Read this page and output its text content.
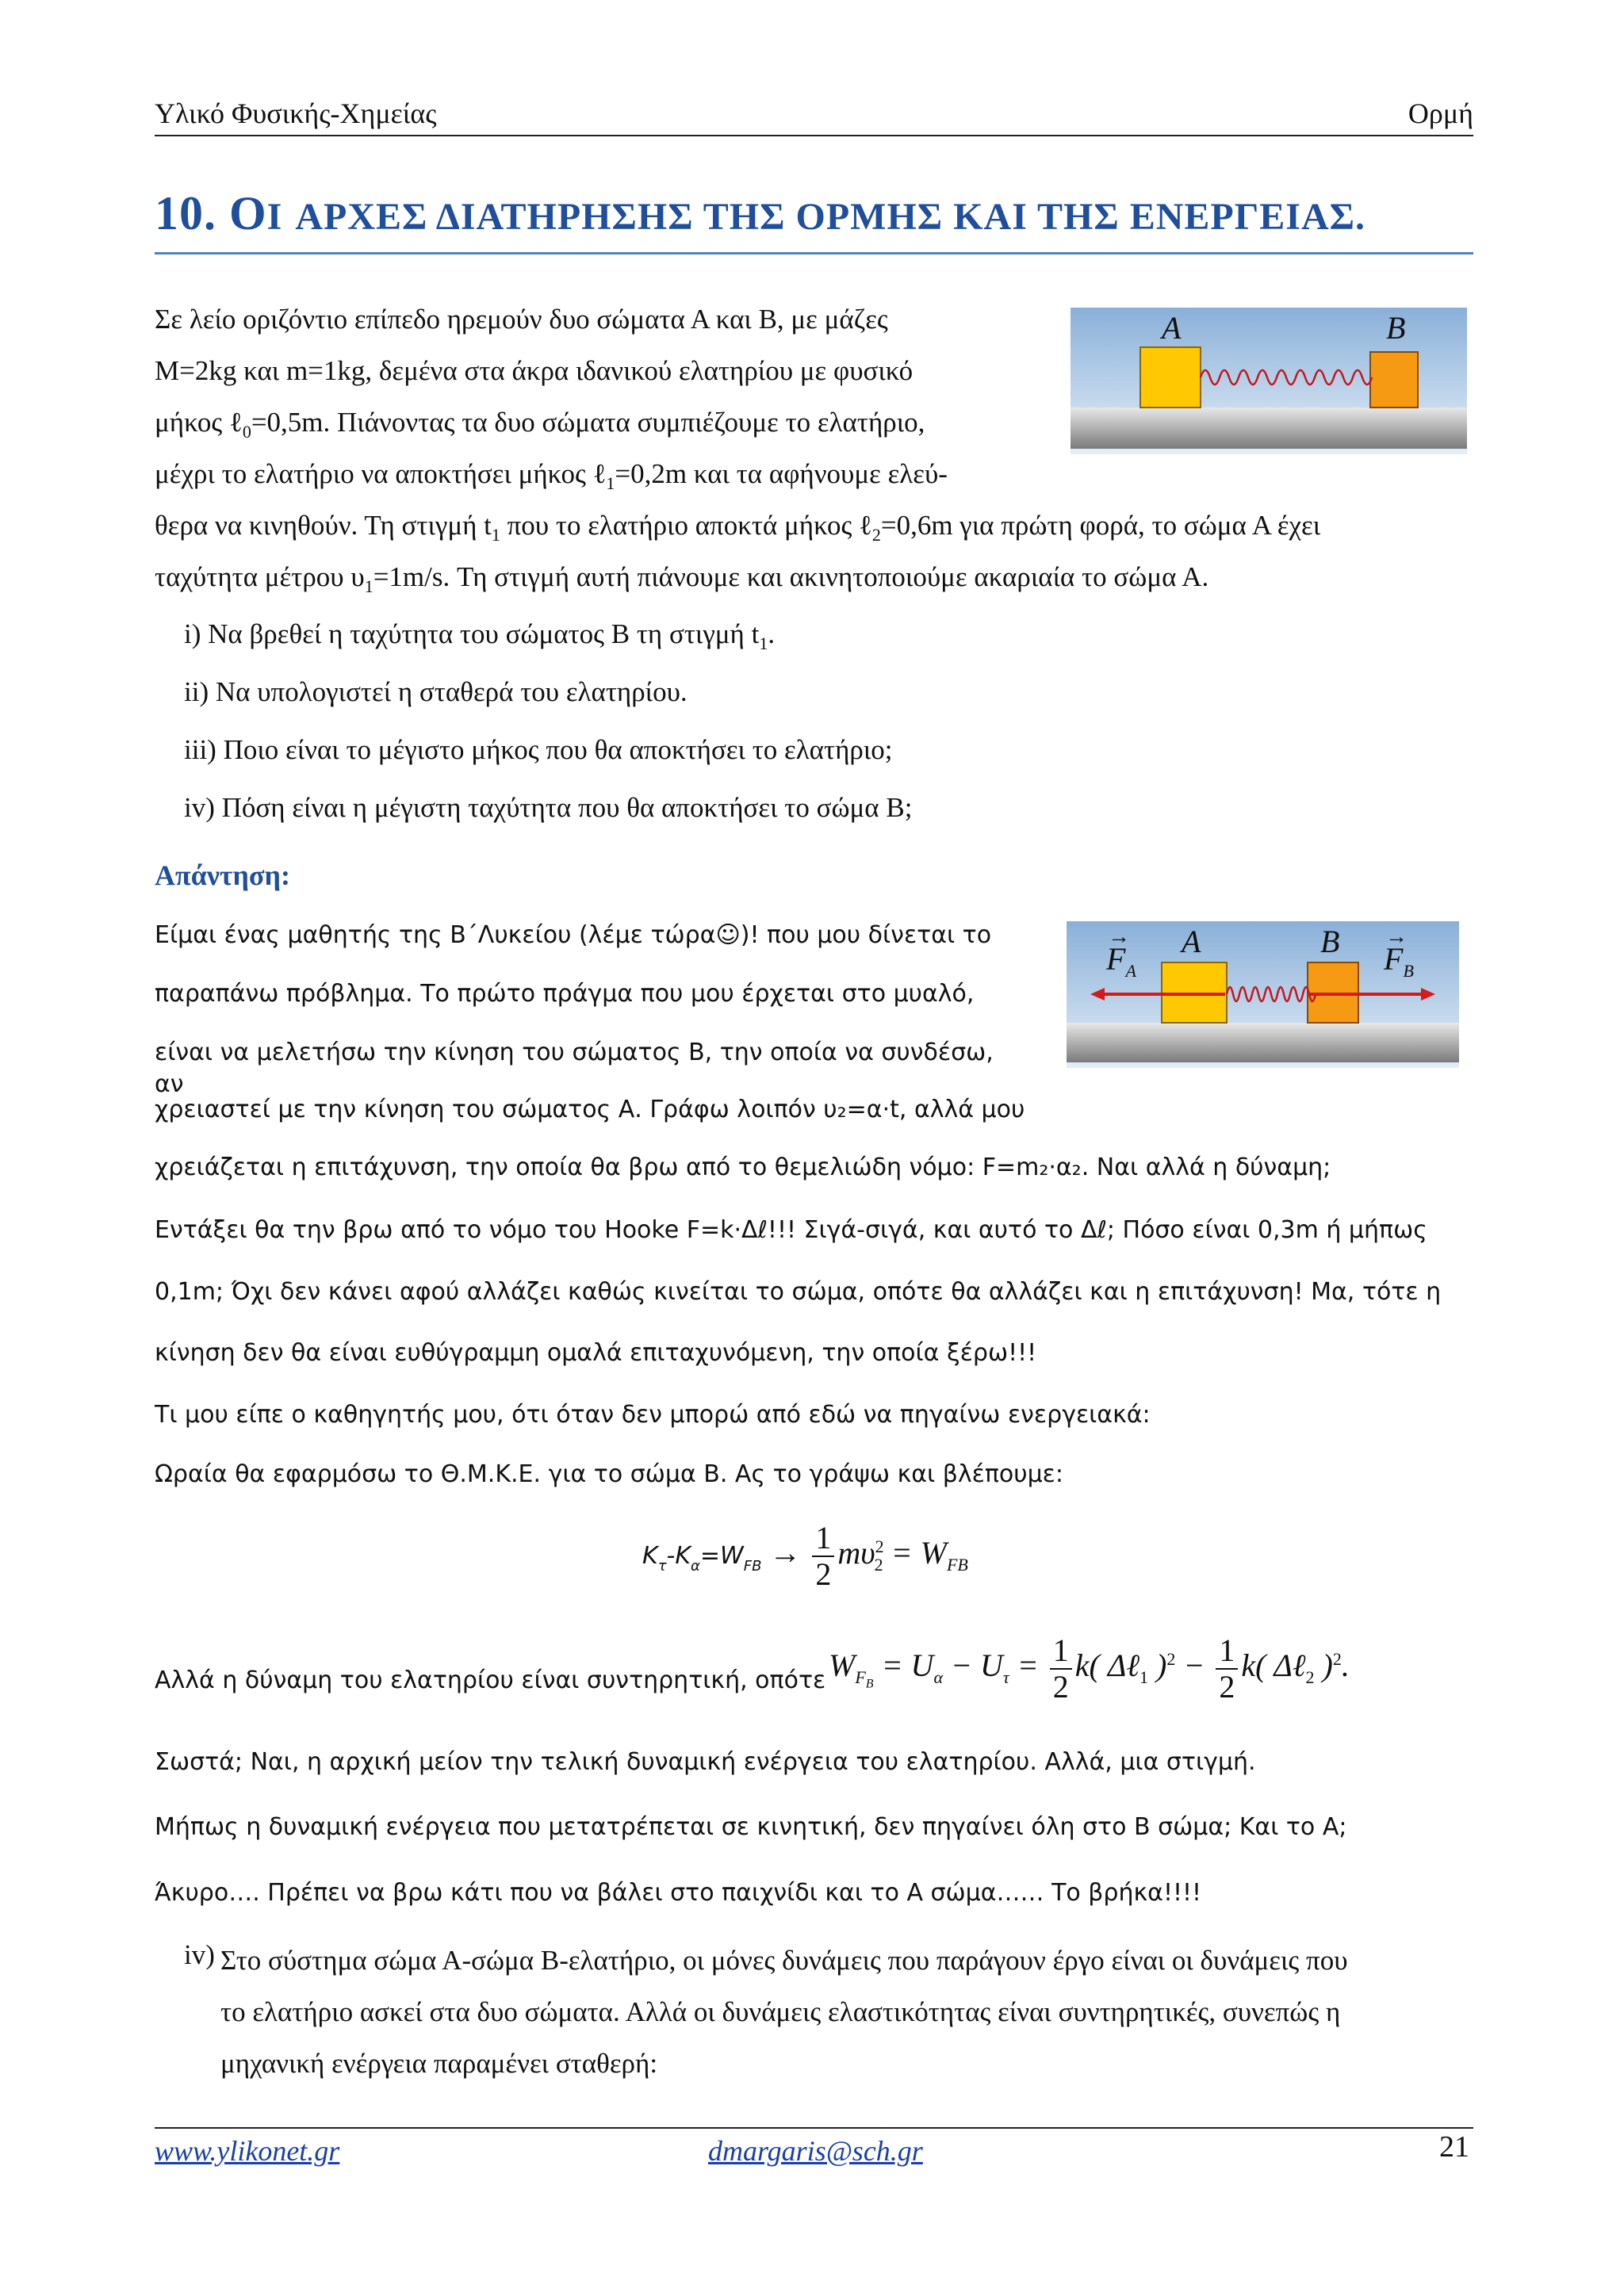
Υλικό Φυσικής-Χημείας	Ορμή
10. ΟΙ ΑΡΧΕΣ ΔΙΑΤΗΡΗΣΗΣ ΤΗΣ ΟΡΜΗΣ ΚΑΙ ΤΗΣ ΕΝΕΡΓΕΙΑΣ.
Σε λείο οριζόντιο επίπεδο ηρεμούν δυο σώματα Α και Β, με μάζες
Μ=2kg και m=1kg, δεμένα στα άκρα ιδανικού ελατηρίου με φυσικό
μήκος ℓ$_0$=0,5m. Πιάνοντας τα δυο σώματα συμπιέζουμε το ελατήριο,
μέχρι το ελατήριο να αποκτήσει μήκος ℓ$_1$=0,2m και τα αφήνουμε ελεύ-
θερα να κινηθούν. Τη στιγμή $t_1$ που το ελατήριο αποκτά μήκος ℓ$_2$=0,6m για πρώτη φορά, το σώμα Α έχει
ταχύτητα μέτρου $\upsilon_1=1m/s$. Τη στιγμή αυτή πιάνουμε και ακινητοποιούμε ακαριαία το σώμα Α.
Α	Β
i) Να βρεθεί η ταχύτητα του σώματος Β τη στιγμή $t_1$.
ii) Να υπολογιστεί η σταθερά του ελατηρίου.
iii) Ποιο είναι το μέγιστο μήκος που θα αποκτήσει το ελατήριο;
iv) Πόση είναι η μέγιστη ταχύτητα που θα αποκτήσει το σώμα Β;
Απάντηση:
Είμαι ένας μαθητής της Β΄Λυκείου (λέμε τώρα☺)! που μου δίνεται το
παραπάνω πρόβλημα. Το πρώτο πράγμα που μου έρχεται στο μυαλό,
είναι να μελετήσω την κίνηση του σώματος Β, την οποία να συνδέσω, αν
χρειαστεί με την κίνηση του σώματος Α. Γράφω λοιπόν υ₂=α·t, αλλά μου
χρειάζεται η επιτάχυνση, την οποία θα βρω από το θεμελιώδη νόμο: F=m₂·α₂. Ναι αλλά η δύναμη;
Εντάξει θα την βρω από το νόμο του Hooke F=k·Δℓ!!! Σιγά-σιγά, και αυτό το Δℓ; Πόσο είναι 0,3m ή μήπως
0,1m; Όχι δεν κάνει αφού αλλάζει καθώς κινείται το σώμα, οπότε θα αλλάζει και η επιτάχυνση! Μα, τότε η
κίνηση δεν θα είναι ευθύγραμμη ομαλά επιταχυνόμενη, την οποία ξέρω!!!
Τι μου είπε ο καθηγητής μου, ότι όταν δεν μπορώ από εδώ να πηγαίνω ενεργειακά:
Ωραία θα εφαρμόσω το Θ.Μ.Κ.Ε. για το σώμα Β. Ας το γράψω και βλέπουμε:
Α	Β
→
$F_A$
→
$F_B$
$K_\tau-K_\alpha=W_{FB} \to \frac{1}{2} m\upsilon^2_2 = W_{FB}$
Αλλά η δύναμη του ελατηρίου είναι συντηρητική, οπότε $W_{F_B} = U_\alpha - U_\tau = \frac{1}{2} k$( Δℓ$_1$ )$^2 - \frac{1}{2} k$( Δℓ$_2$ )$^2$.
Σωστά; Ναι, η αρχική μείον την τελική δυναμική ενέργεια του ελατηρίου. Αλλά, μια στιγμή.
Μήπως η δυναμική ενέργεια που μετατρέπεται σε κινητική, δεν πηγαίνει όλη στο Β σώμα; Και το Α;
Άκυρο…. Πρέπει να βρω κάτι που να βάλει στο παιχνίδι και το Α σώμα…… Το βρήκα!!!!
iv) Στο σύστημα σώμα Α-σώμα Β-ελατήριο, οι μόνες δυνάμεις που παράγουν έργο είναι οι δυνάμεις που
το ελατήριο ασκεί στα δυο σώματα. Αλλά οι δυνάμεις ελαστικότητας είναι συντηρητικές, συνεπώς η
μηχανική ενέργεια παραμένει σταθερή:
www.ylikonet.gr	dmargaris@sch.gr	21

» **Task details**:
Indicate how many lines of the material include the word "δυναμική"; the number alone is required.

» **Result of this exercise**:
2